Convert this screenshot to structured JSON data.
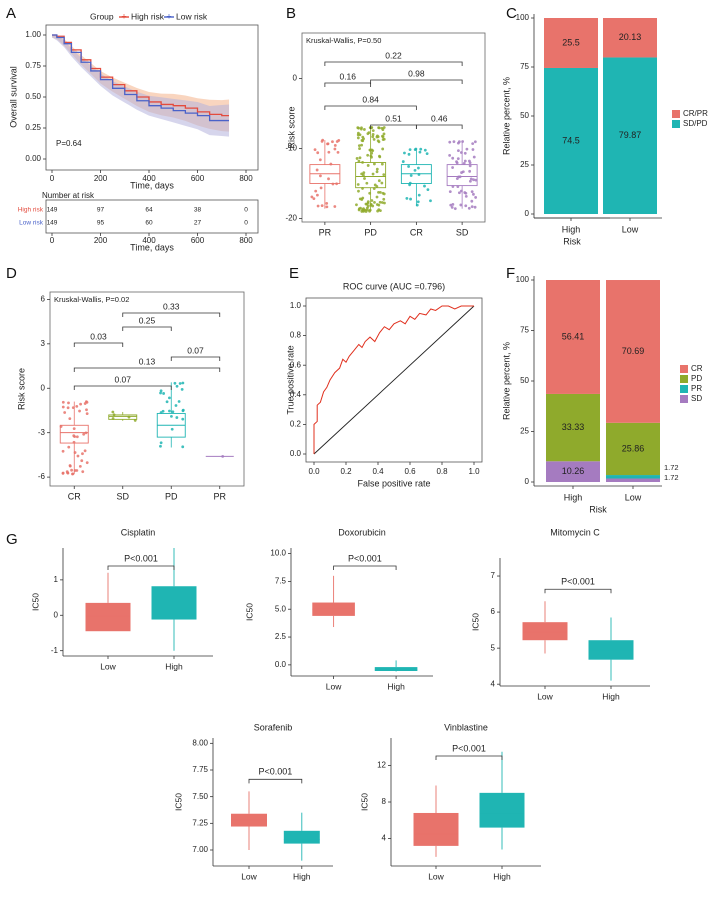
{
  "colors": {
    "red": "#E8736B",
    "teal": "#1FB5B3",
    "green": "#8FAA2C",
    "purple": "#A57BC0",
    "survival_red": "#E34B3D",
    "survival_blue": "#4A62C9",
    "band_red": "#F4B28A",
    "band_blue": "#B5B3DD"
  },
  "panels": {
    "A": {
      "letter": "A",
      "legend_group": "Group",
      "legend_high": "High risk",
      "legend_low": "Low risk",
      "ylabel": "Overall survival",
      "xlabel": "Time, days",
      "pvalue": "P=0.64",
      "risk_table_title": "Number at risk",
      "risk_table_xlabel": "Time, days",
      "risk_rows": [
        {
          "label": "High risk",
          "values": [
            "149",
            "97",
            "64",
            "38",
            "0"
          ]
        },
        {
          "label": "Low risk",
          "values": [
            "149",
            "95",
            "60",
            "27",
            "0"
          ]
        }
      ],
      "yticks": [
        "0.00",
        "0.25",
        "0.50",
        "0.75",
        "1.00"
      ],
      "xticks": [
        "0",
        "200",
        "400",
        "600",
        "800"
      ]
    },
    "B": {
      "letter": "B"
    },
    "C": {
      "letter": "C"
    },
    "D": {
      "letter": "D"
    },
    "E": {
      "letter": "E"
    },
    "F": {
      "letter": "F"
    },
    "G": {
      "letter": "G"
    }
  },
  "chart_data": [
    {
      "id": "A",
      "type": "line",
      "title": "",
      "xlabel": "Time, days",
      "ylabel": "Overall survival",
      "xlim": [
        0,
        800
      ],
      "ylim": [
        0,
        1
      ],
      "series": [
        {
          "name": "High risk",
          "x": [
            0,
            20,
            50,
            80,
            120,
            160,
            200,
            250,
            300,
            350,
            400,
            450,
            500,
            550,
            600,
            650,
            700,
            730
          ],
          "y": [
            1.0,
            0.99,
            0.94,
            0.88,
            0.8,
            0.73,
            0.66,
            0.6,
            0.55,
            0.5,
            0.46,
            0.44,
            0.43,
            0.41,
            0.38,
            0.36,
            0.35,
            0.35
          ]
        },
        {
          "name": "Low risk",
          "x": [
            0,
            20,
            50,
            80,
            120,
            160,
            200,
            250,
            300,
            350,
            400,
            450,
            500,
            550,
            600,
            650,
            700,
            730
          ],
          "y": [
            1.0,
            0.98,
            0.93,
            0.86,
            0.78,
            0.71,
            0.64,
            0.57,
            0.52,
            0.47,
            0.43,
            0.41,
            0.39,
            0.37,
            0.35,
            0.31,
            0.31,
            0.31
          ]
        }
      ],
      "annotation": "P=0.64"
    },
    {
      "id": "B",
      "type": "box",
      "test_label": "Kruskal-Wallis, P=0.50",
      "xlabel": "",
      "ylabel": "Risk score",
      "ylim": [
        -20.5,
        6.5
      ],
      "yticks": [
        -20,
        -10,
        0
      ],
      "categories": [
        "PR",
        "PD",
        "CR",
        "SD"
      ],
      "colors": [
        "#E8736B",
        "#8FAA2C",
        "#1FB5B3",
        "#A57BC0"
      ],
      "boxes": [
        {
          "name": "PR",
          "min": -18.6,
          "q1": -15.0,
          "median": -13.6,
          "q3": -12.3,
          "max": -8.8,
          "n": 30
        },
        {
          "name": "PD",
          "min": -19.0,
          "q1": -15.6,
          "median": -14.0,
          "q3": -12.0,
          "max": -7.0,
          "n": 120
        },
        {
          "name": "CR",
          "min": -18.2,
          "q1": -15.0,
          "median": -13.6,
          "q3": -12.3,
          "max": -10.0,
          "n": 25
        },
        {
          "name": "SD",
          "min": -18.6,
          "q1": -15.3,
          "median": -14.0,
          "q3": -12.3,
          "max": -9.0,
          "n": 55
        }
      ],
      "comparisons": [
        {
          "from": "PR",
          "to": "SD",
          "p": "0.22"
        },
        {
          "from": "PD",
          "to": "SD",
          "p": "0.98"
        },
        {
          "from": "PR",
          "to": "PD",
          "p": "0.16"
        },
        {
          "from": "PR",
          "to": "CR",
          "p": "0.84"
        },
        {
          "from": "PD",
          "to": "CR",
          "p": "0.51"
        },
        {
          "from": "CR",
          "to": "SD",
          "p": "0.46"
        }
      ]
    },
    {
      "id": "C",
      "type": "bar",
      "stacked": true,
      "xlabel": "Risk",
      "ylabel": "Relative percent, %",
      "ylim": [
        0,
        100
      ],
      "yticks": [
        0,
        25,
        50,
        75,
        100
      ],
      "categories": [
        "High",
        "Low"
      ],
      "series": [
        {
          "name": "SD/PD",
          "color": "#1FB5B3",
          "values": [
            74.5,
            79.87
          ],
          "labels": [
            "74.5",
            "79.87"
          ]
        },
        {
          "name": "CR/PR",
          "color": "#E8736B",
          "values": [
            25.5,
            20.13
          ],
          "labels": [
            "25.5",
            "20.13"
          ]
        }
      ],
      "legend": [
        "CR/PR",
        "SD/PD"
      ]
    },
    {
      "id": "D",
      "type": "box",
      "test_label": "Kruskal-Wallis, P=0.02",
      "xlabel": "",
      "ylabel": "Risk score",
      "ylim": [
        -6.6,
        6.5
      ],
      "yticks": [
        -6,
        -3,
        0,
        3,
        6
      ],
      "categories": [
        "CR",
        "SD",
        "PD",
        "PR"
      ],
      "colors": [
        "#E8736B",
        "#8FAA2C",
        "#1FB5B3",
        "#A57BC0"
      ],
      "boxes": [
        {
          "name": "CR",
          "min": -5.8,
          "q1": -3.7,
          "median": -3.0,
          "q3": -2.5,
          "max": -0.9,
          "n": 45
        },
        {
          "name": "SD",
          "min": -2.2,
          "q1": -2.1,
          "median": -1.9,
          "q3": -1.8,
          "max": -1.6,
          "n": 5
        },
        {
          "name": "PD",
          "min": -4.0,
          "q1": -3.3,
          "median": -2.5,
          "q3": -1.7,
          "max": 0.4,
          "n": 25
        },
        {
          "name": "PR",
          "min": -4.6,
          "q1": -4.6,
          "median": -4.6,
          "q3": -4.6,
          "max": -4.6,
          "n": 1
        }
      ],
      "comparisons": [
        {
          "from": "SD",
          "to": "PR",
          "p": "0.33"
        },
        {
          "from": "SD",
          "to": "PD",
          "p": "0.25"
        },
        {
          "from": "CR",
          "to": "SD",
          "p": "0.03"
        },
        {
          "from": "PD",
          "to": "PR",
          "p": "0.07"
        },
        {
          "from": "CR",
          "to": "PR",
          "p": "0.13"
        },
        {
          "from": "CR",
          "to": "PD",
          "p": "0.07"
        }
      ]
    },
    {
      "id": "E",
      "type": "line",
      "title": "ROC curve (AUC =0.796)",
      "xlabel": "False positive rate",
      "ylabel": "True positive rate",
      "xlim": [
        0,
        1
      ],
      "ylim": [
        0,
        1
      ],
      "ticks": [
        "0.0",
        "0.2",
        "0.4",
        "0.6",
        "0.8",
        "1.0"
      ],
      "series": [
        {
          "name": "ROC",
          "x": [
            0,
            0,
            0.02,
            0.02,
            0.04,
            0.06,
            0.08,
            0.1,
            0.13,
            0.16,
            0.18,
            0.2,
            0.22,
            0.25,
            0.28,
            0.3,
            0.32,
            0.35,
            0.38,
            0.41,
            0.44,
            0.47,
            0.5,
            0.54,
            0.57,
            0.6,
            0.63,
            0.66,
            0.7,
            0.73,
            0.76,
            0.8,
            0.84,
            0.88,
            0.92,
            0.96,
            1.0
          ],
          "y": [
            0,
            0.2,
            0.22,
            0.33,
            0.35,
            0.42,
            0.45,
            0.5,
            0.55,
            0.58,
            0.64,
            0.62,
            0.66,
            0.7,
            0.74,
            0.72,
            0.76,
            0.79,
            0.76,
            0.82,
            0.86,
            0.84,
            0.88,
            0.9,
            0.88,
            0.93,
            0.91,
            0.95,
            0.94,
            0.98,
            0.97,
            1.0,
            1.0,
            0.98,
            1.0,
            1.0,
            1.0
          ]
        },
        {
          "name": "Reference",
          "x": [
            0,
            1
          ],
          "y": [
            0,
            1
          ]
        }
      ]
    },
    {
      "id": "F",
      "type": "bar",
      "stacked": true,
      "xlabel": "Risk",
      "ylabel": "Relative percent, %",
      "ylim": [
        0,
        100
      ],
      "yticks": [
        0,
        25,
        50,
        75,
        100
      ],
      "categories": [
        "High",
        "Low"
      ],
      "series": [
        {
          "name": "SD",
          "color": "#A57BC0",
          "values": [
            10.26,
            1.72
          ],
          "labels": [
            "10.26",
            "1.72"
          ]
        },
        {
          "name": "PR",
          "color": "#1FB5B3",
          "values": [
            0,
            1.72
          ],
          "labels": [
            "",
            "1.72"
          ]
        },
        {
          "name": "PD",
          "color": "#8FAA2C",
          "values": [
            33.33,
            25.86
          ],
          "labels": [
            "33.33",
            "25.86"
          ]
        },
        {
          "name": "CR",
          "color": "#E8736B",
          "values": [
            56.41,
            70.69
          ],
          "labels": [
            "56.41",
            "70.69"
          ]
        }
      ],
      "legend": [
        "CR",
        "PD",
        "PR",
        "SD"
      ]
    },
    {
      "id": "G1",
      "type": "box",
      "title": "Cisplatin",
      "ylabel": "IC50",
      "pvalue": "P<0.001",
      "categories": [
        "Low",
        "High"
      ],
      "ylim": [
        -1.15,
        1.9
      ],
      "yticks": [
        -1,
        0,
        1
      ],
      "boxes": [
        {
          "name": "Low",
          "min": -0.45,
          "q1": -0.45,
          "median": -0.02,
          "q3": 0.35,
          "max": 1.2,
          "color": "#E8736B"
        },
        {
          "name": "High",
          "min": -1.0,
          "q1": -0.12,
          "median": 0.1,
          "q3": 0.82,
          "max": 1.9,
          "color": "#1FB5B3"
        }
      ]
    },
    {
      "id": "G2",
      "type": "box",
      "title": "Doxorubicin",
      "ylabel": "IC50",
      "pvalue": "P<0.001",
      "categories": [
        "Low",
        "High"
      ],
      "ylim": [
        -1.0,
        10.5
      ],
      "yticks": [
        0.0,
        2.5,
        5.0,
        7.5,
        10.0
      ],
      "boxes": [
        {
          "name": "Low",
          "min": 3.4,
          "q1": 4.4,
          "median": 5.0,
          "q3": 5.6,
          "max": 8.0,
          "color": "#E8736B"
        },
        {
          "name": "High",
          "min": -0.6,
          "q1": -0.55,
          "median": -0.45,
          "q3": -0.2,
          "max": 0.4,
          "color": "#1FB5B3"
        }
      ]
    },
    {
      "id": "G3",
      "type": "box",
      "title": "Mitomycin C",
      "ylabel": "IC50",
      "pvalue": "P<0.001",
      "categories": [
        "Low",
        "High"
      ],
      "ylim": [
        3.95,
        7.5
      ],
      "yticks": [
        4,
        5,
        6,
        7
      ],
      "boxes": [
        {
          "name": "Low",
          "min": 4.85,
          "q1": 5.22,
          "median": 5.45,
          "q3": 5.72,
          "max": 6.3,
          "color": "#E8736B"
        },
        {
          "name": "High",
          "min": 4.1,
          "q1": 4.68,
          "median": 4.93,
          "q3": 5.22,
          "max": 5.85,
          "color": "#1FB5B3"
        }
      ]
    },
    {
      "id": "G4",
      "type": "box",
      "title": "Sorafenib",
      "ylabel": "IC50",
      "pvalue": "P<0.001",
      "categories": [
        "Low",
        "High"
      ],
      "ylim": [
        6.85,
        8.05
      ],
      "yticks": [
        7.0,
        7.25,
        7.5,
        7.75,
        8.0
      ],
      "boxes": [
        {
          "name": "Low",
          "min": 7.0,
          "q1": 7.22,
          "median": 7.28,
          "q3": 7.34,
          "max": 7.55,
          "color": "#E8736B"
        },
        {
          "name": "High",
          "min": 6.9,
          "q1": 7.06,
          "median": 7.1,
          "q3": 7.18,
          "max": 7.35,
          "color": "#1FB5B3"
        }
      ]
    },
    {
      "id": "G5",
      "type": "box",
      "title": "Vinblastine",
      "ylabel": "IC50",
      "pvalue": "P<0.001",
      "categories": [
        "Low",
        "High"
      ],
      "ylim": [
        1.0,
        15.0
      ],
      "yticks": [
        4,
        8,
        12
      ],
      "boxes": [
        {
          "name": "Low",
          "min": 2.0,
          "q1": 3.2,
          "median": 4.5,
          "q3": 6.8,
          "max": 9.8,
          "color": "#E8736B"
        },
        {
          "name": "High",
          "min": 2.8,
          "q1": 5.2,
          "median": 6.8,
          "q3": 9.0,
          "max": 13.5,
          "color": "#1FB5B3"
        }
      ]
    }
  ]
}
........
• [WHAT YOU HAVE TO DO] Each line above that includes "rate" counts once; state the total and nothing more.

• [CORRECT OUTPUT] 2